> To do: Each entry below must be repeated exactly, with pictures left out.

> Stored rows:
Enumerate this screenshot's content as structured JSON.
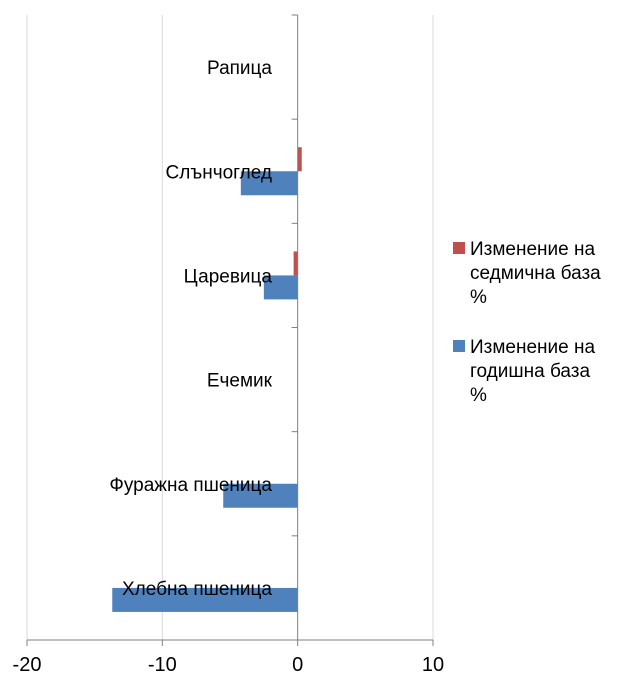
{
  "chart_data": {
    "type": "bar",
    "orientation": "horizontal",
    "categories": [
      "Рапица",
      "Слънчоглед",
      "Царевица",
      "Ечемик",
      "Фуражна пшеница",
      "Хлебна пшеница"
    ],
    "series": [
      {
        "name": "Изменение на седмична база %",
        "color": "#c0504d",
        "values": [
          0,
          0.3,
          -0.3,
          0,
          0,
          0
        ]
      },
      {
        "name": "Изменение на годишна база %",
        "color": "#4f81bd",
        "values": [
          0,
          -4.2,
          -2.5,
          0,
          -5.5,
          -13.7
        ]
      }
    ],
    "xlim": [
      -20,
      10
    ],
    "xticks": [
      -20,
      -10,
      0,
      10
    ],
    "grid": "vertical",
    "legend_position": "right",
    "legend_lines": [
      [
        "Изменение на",
        "седмична база",
        "%"
      ],
      [
        "Изменение на",
        "годишна база",
        "%"
      ]
    ]
  }
}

> Result for this task:
Enumerate this screenshot's content as structured JSON.
{
  "chart_data": {
    "type": "bar",
    "orientation": "horizontal",
    "categories": [
      "Рапица",
      "Слънчоглед",
      "Царевица",
      "Ечемик",
      "Фуражна пшеница",
      "Хлебна пшеница"
    ],
    "series": [
      {
        "name": "Изменение на седмична база %",
        "color": "#c0504d",
        "values": [
          0,
          0.3,
          -0.3,
          0,
          0,
          0
        ]
      },
      {
        "name": "Изменение на годишна база %",
        "color": "#4f81bd",
        "values": [
          0,
          -4.2,
          -2.5,
          0,
          -5.5,
          -13.7
        ]
      }
    ],
    "xlim": [
      -20,
      10
    ],
    "xticks": [
      -20,
      -10,
      0,
      10
    ],
    "grid": "vertical",
    "legend_position": "right",
    "legend_lines": [
      [
        "Изменение на",
        "седмична база",
        "%"
      ],
      [
        "Изменение на",
        "годишна база",
        "%"
      ]
    ]
  }
}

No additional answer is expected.